◆ Task to carry out ◆
Omit all pictures. Copy the rest of the material exactly.

◆ Available data ◆
-*-*-
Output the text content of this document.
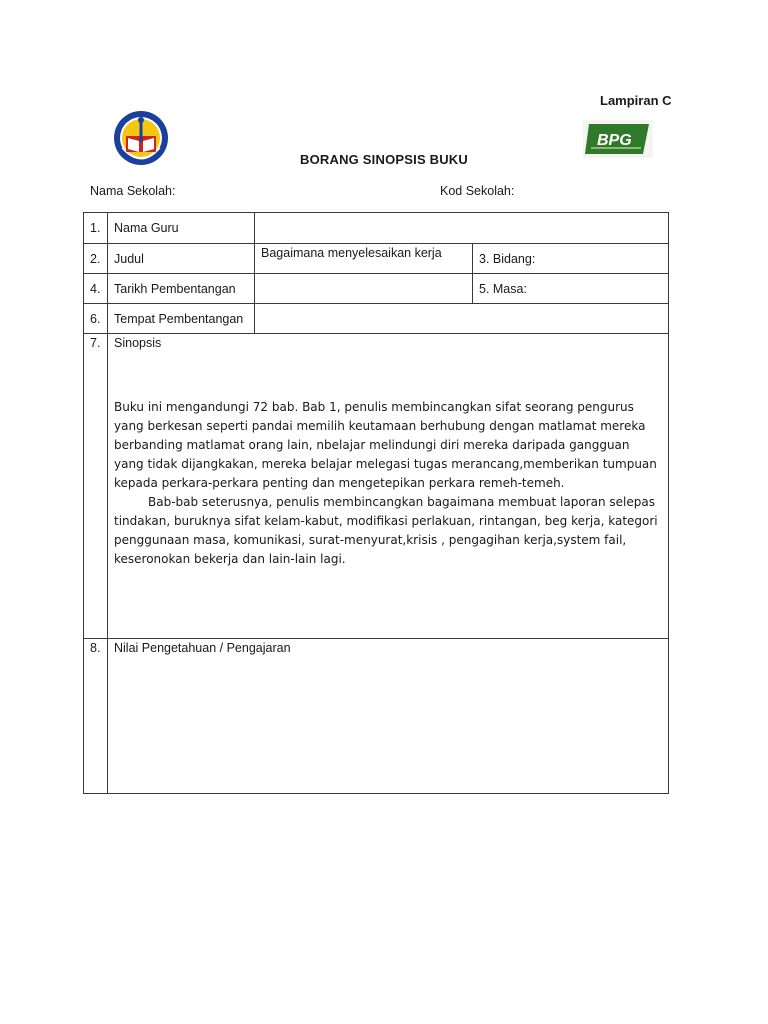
BPG
Lampiran C
BORANG SINOPSIS BUKU
Nama Sekolah:	Kod Sekolah:
1.	Nama Guru		
2.	Judul	Bagaimana menyelesaikan kerja	3. Bidang:
4.	Tarikh Pembentangan		5. Masa:
6.	Tempat Pembentangan		
7.	Sinopsis

Buku ini mengandungi 72 bab. Bab 1, penulis membincangkan sifat seorang pengurus yang berkesan seperti pandai memilih keutamaan berhubung dengan matlamat mereka berbanding matlamat orang lain, nbelajar melindungi diri mereka daripada gangguan yang tidak dijangkakan, mereka belajar melegasi tugas merancang,memberikan tumpuan kepada perkara-perkara penting dan mengetepikan perkara remeh-temeh.

Bab-bab seterusnya, penulis membincangkan bagaimana membuat laporan selepas tindakan, buruknya sifat kelam-kabut, modifikasi perlakuan, rintangan, beg kerja, kategori penggunaan masa, komunikasi, surat-menyurat,krisis , pengagihan kerja,system fail, keseronokan bekerja dan lain-lain lagi.		

8.	Nilai Pengetahuan / Pengajaran		
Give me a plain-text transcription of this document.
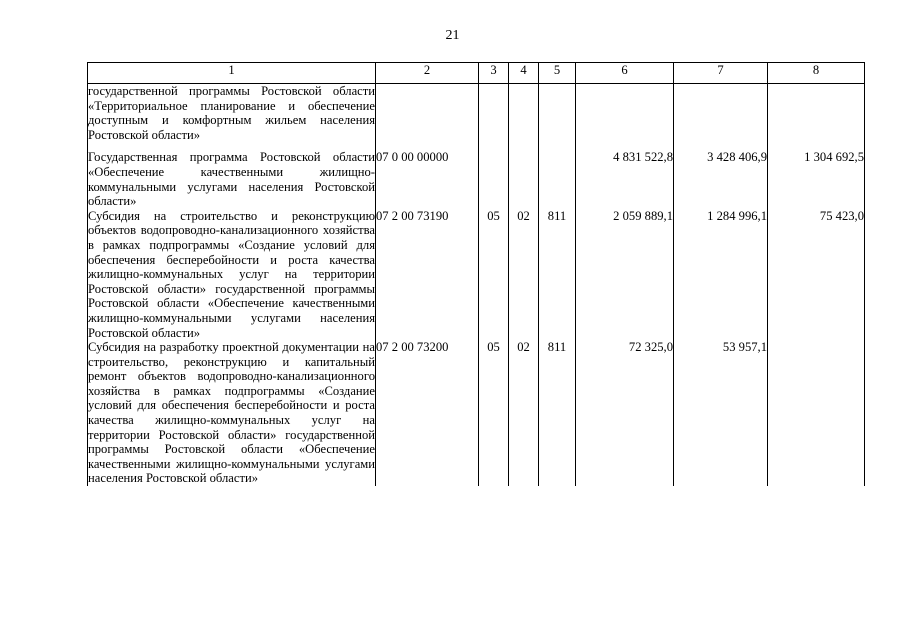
21
1	2	3	4	5	6	7	8
государственной программы Ростовской области «Территориальное планирование и обеспечение доступным и комфортным жильем населения Ростовской области»							
Государственная программа Ростовской области «Обеспечение качественными жилищно-коммунальными услугами населения Ростовской области»	07 0 00 00000				4 831 522,8	3 428 406,9	1 304 692,5
Субсидия на строительство и реконструкцию объектов водопроводно-канализационного хозяйства в рамках подпрограммы «Создание условий для обеспечения бесперебойности и роста качества жилищно-коммунальных услуг на территории Ростовской области» государственной программы Ростовской области «Обеспечение качественными жилищно-коммунальными услугами населения Ростовской области»	07 2 00 73190	05	02	811	2 059 889,1	1 284 996,1	75 423,0
Субсидия на разработку проектной документации на строительство, реконструкцию и капитальный ремонт объектов водопроводно-канализационного хозяйства в рамках подпрограммы «Создание условий для обеспечения бесперебойности и роста качества жилищно-коммунальных услуг на территории Ростовской области» государственной программы Ростовской области «Обеспечение качественными жилищно-коммунальными услугами населения Ростовской области»	07 2 00 73200	05	02	811	72 325,0	53 957,1	
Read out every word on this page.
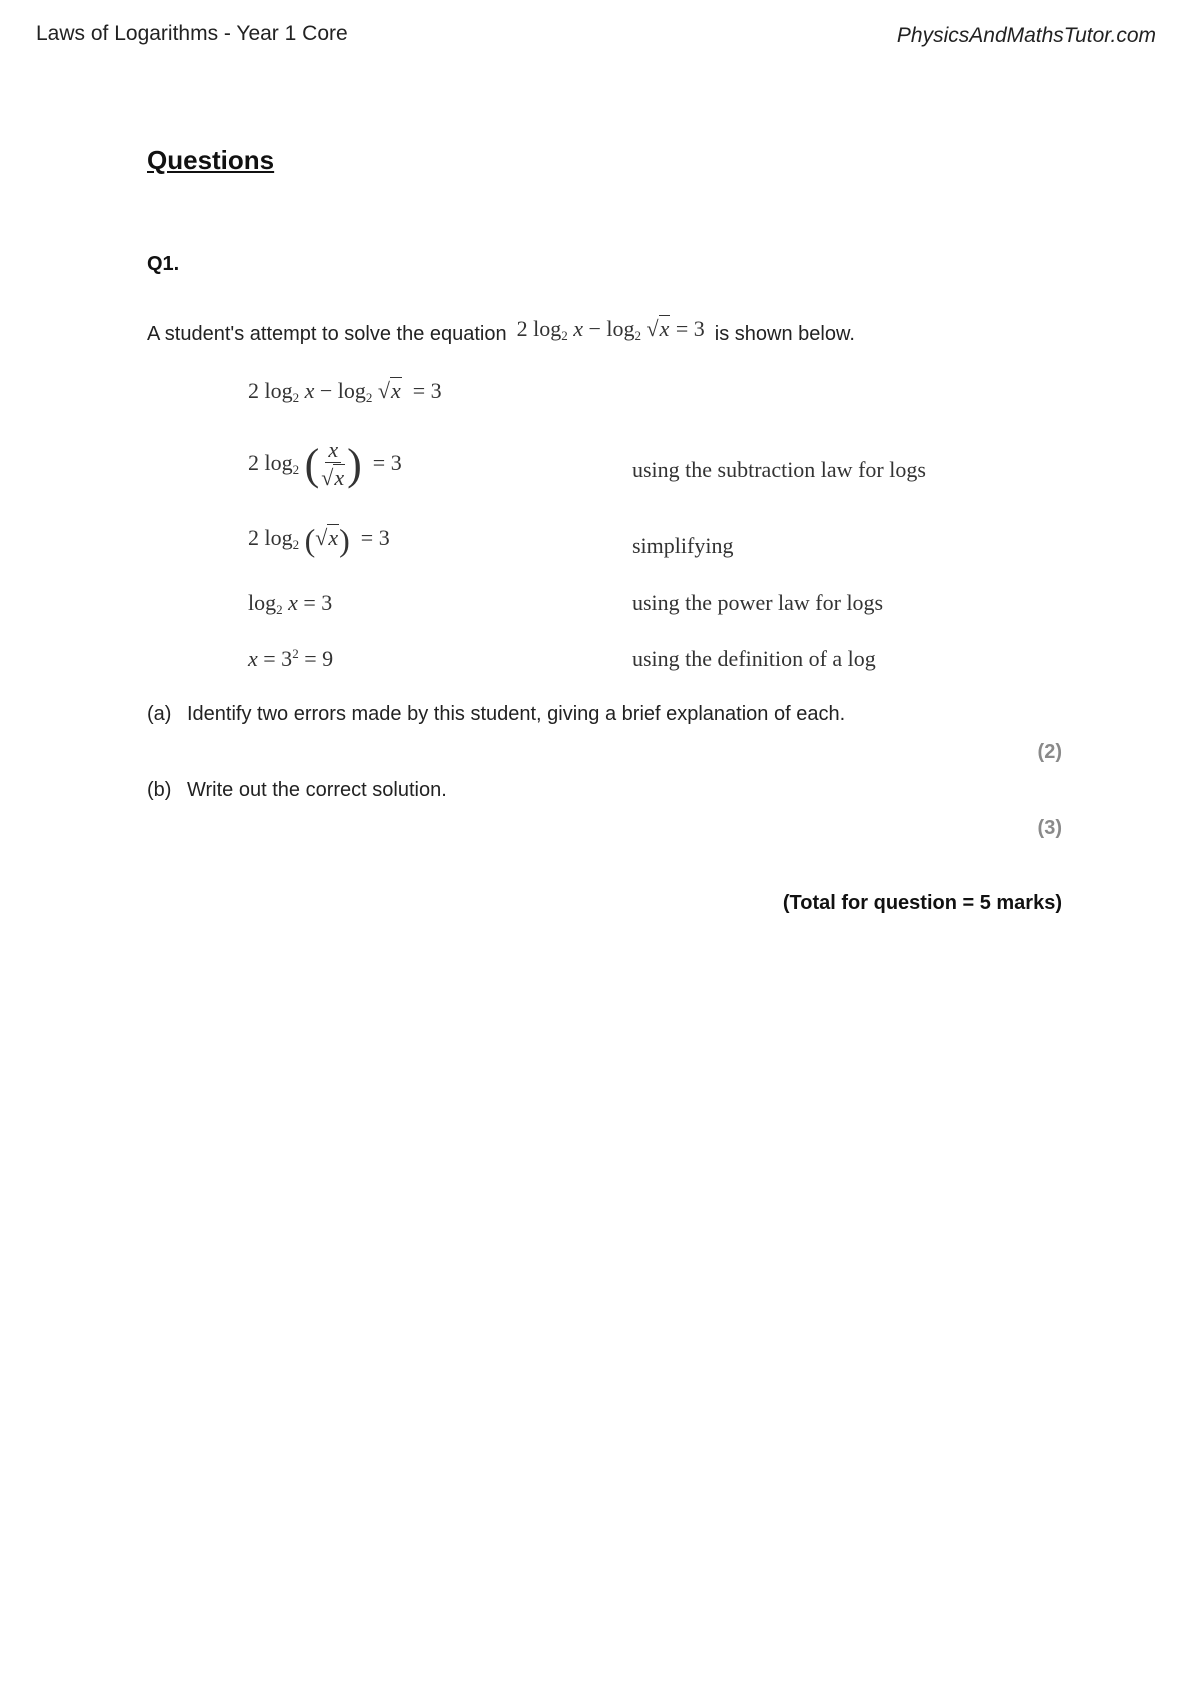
Laws of Logarithms - Year 1 Core	PhysicsAndMathsTutor.com
Questions
Q1.
A student's attempt to solve the equation 2 $\log_2 x - \log_2 √x = 3$ is shown below.
2 $\log_2 x - \log_2 √x = 3$
2 $\log_2$ ( $\frac{x}{√x}$ )  = 3	using the subtraction law for logs
2 $\log_2 (√x) = 3$	simplifying
$\log_2 x = 3$	using the power law for logs
$x = 3^2 = 9$	using the definition of a log
(a) Identify two errors made by this student, giving a brief explanation of each.
(2)
(b) Write out the correct solution.
(3)
(Total for question = 5 marks)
-*-*-
◆ Exercise answer ◆
Output the text content of this document.
BPG
Lampiran C
BORANG SINOPSIS BUKU
Nama Sekolah:	Kod Sekolah:
1.	Nama Guru		
2.	Judul	Bagaimana menyelesaikan kerja	3. Bidang:
4.	Tarikh Pembentangan		5. Masa:
6.	Tempat Pembentangan		
7.	Sinopsis

Buku ini mengandungi 72 bab. Bab 1, penulis membincangkan sifat seorang pengurus yang berkesan seperti pandai memilih keutamaan berhubung dengan matlamat mereka berbanding matlamat orang lain, nbelajar melindungi diri mereka daripada gangguan yang tidak dijangkakan, mereka belajar melegasi tugas merancang,memberikan tumpuan kepada perkara-perkara penting dan mengetepikan perkara remeh-temeh.

Bab-bab seterusnya, penulis membincangkan bagaimana membuat laporan selepas tindakan, buruknya sifat kelam-kabut, modifikasi perlakuan, rintangan, beg kerja, kategori penggunaan masa, komunikasi, surat-menyurat,krisis , pengagihan kerja,system fail, keseronokan bekerja dan lain-lain lagi.		

8.	Nilai Pengetahuan / Pengajaran		
Give me a plain-text transcription of this document.
21
1	2	3	4	5	6	7	8
государственной программы Ростовской области «Территориальное планирование и обеспечение доступным и комфортным жильем населения Ростовской области»							
Государственная программа Ростовской области «Обеспечение качественными жилищно-коммунальными услугами населения Ростовской области»	07 0 00 00000				4 831 522,8	3 428 406,9	1 304 692,5
Субсидия на строительство и реконструкцию объектов водопроводно-канализационного хозяйства в рамках подпрограммы «Создание условий для обеспечения бесперебойности и роста качества жилищно-коммунальных услуг на территории Ростовской области» государственной программы Ростовской области «Обеспечение качественными жилищно-коммунальными услугами населения Ростовской области»	07 2 00 73190	05	02	811	2 059 889,1	1 284 996,1	75 423,0
Субсидия на разработку проектной документации на строительство, реконструкцию и капитальный ремонт объектов водопроводно-канализационного хозяйства в рамках подпрограммы «Создание условий для обеспечения бесперебойности и роста качества жилищно-коммунальных услуг на территории Ростовской области» государственной программы Ростовской области «Обеспечение качественными жилищно-коммунальными услугами населения Ростовской области»	07 2 00 73200	05	02	811	72 325,0	53 957,1	
Read out every word on this page.
Laws of Logarithms - Year 1 Core	PhysicsAndMathsTutor.com
Questions
Q1.
A student's attempt to solve the equation 2 $\log_2 x - \log_2 √x = 3$ is shown below.
2 $\log_2 x - \log_2 √x = 3$
2 $\log_2$ ( $\frac{x}{√x}$ )  = 3	using the subtraction law for logs
2 $\log_2 (√x) = 3$	simplifying
$\log_2 x = 3$	using the power law for logs
$x = 3^2 = 9$	using the definition of a log
(a) Identify two errors made by this student, giving a brief explanation of each.
(2)
(b) Write out the correct solution.
(3)
(Total for question = 5 marks)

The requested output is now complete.